[Records for processing]:
^^^^

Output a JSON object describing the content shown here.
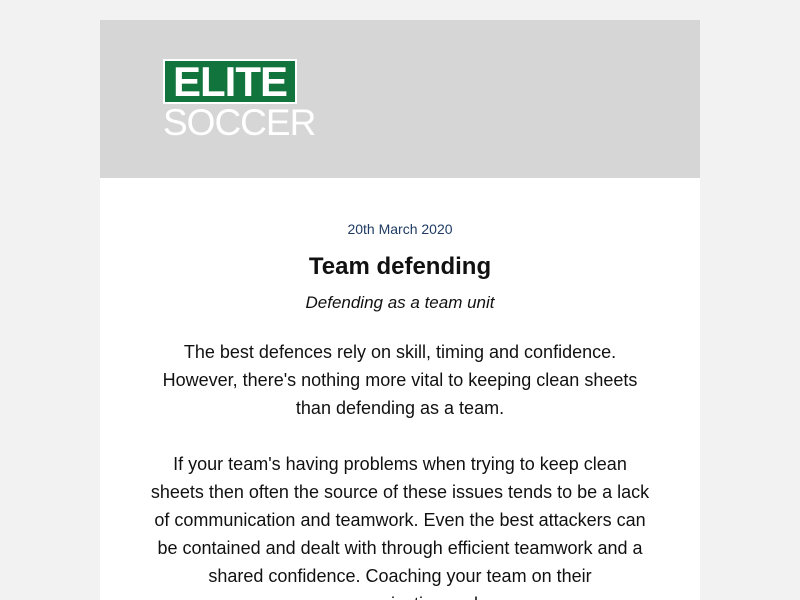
{
  "logo": {
    "line1": "ELITE",
    "line2": "SOCCER"
  },
  "article": {
    "date": "20th March 2020",
    "title": "Team defending",
    "subtitle": "Defending as a team unit",
    "paragraphs": [
      "The best defences rely on skill, timing and confidence. However, there's nothing more vital to keeping clean sheets than defending as a team.",
      "If your team's having problems when trying to keep clean sheets then often the source of these issues tends to be a lack of communication and teamwork. Even the best attackers can be contained and dealt with through efficient teamwork and a shared confidence. Coaching your team on their communication and"
    ]
  },
  "colors": {
    "brand_green": "#11743d",
    "header_bg": "#d6d6d6",
    "date_color": "#1f3b63"
  }
}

^^^^

[Task brief]: Locate all lines in the listing above with the word "sheets" and copy them.

[Problem solution]:
      "The best defences rely on skill, timing and confidence. However, there's nothing more vital to keeping clean sheets than defending as a team.",
      "If your team's having problems when trying to keep clean sheets then often the source of these issues tends to be a lack of communication and teamwork. Even the best attackers can be contained and dealt with through efficient teamwork and a shared confidence. Coaching your team on their communication and"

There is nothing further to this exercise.